▶ [Task objective]: For this exercise, repeat all of the material verbatim apart from its images.

[Start Dataset content]

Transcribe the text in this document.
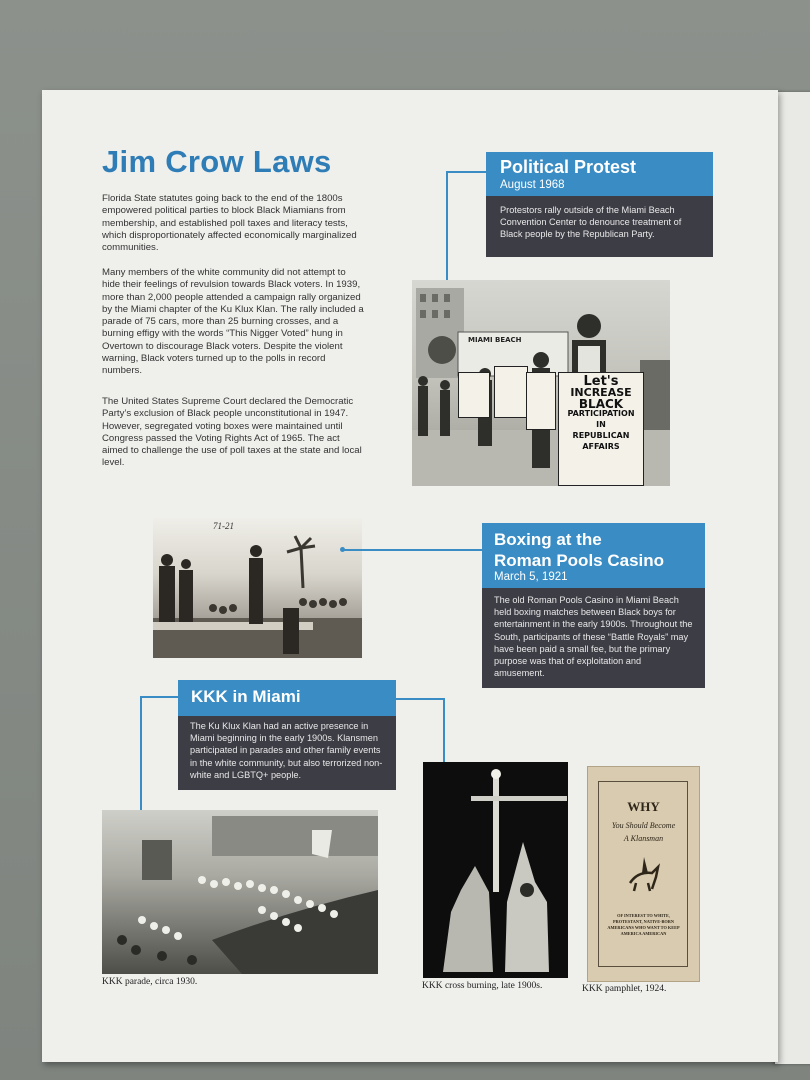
Jim Crow Laws
Florida State statutes going back to the end of the 1800s empowered political parties to block Black Miamians from membership, and established poll taxes and literacy tests, which disproportionately affected economically marginalized communities.
Many members of the white community did not attempt to hide their feelings of revulsion towards Black voters. In 1939, more than 2,000 people attended a campaign rally organized by the Miami chapter of the Ku Klux Klan. The rally included a parade of 75 cars, more than 25 burning crosses, and a burning effigy with the words “This Nigger Voted” hung in Overtown to discourage Black voters. Despite the violent warning, Black voters turned up to the polls in record numbers.
The United States Supreme Court declared the Democratic Party’s exclusion of Black people unconstitutional in 1947. However, segregated voting boxes were maintained until Congress passed the Voting Rights Act of 1965. The act aimed to challenge the use of poll taxes at the state and local level.
Political Protest
August 1968
Protestors rally outside of the Miami Beach Convention Center to denounce treatment of Black people by the Republican Party.
MIAMI BEACH
Let's
INCREASE
BLACK
PARTICIPATION
IN
REPUBLICAN
AFFAIRS
71-21
Boxing at the
Roman Pools Casino
March 5, 1921
The old Roman Pools Casino in Miami Beach held boxing matches between Black boys for entertainment in the early 1900s. Throughout the South, participants of these “Battle Royals” may have been paid a small fee, but the primary purpose was that of exploitation and amusement.
KKK in Miami
The Ku Klux Klan had an active presence in Miami beginning in the early 1900s. Klansmen participated in parades and other family events in the white community, but also terrorized non-white and LGBTQ+ people.
KKK parade, circa 1930.	KKK cross burning, late 1900s.
WHY
You Should Become
A Klansman
OF INTEREST TO WHITE, PROTESTANT, NATIVE-BORN AMERICANS WHO WANT TO KEEP AMERICA AMERICAN
KKK pamphlet, 1924.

[End Dataset content]

▶ [Output of the exercise]:
Transcribe the text in this document.
Jim Crow Laws
Florida State statutes going back to the end of the 1800s empowered political parties to block Black Miamians from membership, and established poll taxes and literacy tests, which disproportionately affected economically marginalized communities.
Many members of the white community did not attempt to hide their feelings of revulsion towards Black voters. In 1939, more than 2,000 people attended a campaign rally organized by the Miami chapter of the Ku Klux Klan. The rally included a parade of 75 cars, more than 25 burning crosses, and a burning effigy with the words “This Nigger Voted” hung in Overtown to discourage Black voters. Despite the violent warning, Black voters turned up to the polls in record numbers.
The United States Supreme Court declared the Democratic Party’s exclusion of Black people unconstitutional in 1947. However, segregated voting boxes were maintained until Congress passed the Voting Rights Act of 1965. The act aimed to challenge the use of poll taxes at the state and local level.
Political Protest
August 1968
Protestors rally outside of the Miami Beach Convention Center to denounce treatment of Black people by the Republican Party.
MIAMI BEACH
Let's
INCREASE
BLACK
PARTICIPATION
IN
REPUBLICAN
AFFAIRS
71-21
Boxing at the
Roman Pools Casino
March 5, 1921
The old Roman Pools Casino in Miami Beach held boxing matches between Black boys for entertainment in the early 1900s. Throughout the South, participants of these “Battle Royals” may have been paid a small fee, but the primary purpose was that of exploitation and amusement.
KKK in Miami
The Ku Klux Klan had an active presence in Miami beginning in the early 1900s. Klansmen participated in parades and other family events in the white community, but also terrorized non-white and LGBTQ+ people.
KKK parade, circa 1930.	KKK cross burning, late 1900s.
WHY
You Should Become
A Klansman
OF INTEREST TO WHITE, PROTESTANT, NATIVE-BORN AMERICANS WHO WANT TO KEEP AMERICA AMERICAN
KKK pamphlet, 1924.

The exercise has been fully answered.